[Collected data entries]
►
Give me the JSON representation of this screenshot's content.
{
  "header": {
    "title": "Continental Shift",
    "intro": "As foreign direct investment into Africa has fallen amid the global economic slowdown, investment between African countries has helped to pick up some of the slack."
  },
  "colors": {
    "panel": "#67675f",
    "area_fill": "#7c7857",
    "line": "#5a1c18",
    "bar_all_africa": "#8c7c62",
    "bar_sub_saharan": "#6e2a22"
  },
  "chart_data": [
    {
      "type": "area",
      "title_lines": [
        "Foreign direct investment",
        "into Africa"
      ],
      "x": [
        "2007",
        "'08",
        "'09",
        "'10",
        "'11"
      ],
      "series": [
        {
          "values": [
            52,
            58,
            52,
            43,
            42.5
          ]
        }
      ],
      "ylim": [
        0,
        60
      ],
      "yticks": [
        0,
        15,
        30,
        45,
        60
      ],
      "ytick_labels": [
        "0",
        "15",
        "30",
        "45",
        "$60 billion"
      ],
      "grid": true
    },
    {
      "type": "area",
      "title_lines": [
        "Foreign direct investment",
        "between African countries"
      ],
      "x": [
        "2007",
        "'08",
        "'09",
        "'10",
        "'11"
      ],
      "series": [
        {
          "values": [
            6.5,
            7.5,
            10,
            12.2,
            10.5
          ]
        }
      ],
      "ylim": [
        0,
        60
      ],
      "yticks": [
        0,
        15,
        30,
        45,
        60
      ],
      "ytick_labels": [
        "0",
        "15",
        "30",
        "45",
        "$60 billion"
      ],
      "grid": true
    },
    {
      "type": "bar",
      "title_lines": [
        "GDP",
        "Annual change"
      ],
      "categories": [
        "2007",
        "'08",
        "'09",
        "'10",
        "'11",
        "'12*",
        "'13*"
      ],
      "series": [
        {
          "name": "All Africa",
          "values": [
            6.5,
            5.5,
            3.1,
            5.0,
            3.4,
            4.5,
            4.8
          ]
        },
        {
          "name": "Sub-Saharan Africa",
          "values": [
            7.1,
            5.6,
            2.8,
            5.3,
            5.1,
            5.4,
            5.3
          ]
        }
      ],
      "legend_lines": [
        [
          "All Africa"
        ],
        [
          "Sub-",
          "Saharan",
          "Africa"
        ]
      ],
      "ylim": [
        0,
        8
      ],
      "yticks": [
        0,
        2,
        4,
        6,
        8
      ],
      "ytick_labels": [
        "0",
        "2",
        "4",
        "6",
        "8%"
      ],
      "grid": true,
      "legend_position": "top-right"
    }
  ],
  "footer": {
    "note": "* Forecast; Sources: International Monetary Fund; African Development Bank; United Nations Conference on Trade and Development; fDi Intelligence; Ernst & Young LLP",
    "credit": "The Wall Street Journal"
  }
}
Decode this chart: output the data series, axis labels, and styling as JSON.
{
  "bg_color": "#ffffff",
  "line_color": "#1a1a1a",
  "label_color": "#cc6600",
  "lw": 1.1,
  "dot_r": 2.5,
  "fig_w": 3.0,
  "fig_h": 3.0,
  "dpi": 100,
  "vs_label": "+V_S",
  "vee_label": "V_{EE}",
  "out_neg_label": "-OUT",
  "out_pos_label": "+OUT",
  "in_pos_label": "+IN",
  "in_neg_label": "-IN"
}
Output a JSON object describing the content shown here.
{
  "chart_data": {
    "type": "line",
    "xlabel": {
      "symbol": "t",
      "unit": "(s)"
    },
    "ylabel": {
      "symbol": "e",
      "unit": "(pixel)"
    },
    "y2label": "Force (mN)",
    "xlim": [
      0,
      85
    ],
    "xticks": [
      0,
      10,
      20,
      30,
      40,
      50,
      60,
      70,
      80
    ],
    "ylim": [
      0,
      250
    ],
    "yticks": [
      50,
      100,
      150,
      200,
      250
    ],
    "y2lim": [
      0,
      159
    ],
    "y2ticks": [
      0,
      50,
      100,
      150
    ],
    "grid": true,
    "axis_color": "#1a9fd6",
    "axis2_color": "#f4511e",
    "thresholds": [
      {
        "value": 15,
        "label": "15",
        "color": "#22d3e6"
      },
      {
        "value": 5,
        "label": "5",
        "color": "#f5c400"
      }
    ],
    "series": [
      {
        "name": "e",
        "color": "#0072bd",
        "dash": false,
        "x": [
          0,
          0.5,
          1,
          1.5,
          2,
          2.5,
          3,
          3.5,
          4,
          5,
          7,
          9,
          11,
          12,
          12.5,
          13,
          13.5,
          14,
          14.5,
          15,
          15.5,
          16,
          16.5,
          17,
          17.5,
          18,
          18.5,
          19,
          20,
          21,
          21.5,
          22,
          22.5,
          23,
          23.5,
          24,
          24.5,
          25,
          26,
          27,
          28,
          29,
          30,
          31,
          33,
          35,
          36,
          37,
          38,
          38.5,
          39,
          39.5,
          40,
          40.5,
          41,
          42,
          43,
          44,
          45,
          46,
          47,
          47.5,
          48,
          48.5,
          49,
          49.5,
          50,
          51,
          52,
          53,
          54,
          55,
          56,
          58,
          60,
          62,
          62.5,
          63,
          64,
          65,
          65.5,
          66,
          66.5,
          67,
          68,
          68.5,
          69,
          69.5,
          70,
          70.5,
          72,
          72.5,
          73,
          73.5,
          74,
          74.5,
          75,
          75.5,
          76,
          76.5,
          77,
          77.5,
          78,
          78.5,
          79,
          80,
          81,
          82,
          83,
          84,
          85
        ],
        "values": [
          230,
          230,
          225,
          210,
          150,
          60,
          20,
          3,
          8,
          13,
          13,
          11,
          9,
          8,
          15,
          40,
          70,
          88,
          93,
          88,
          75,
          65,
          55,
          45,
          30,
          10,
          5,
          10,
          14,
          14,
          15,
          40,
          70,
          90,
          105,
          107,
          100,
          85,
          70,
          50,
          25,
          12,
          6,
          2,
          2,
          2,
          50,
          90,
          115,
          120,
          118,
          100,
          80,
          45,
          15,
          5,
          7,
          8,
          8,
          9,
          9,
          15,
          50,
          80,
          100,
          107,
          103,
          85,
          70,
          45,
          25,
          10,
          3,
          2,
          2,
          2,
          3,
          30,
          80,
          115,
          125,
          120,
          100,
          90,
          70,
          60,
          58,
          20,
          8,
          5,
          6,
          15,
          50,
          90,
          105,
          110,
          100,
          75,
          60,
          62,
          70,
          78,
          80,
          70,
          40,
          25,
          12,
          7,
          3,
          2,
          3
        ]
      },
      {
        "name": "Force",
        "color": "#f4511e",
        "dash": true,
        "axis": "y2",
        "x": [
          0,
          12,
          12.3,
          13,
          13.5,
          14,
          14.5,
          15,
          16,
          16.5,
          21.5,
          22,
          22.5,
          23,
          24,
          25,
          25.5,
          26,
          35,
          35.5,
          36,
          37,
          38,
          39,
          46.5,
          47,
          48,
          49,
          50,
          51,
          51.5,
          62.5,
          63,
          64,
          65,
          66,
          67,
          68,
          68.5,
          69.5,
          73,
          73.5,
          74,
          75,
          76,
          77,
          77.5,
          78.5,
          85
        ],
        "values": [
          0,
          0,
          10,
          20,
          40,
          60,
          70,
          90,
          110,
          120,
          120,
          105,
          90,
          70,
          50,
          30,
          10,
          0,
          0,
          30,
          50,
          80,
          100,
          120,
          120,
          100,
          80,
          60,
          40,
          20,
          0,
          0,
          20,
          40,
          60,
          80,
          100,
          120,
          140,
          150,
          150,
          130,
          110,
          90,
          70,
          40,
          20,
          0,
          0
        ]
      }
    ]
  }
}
◄
→ **Problem description**:
Nothing but a number is needed here: how many lines hold the string "countries"?

→ **Result**:
2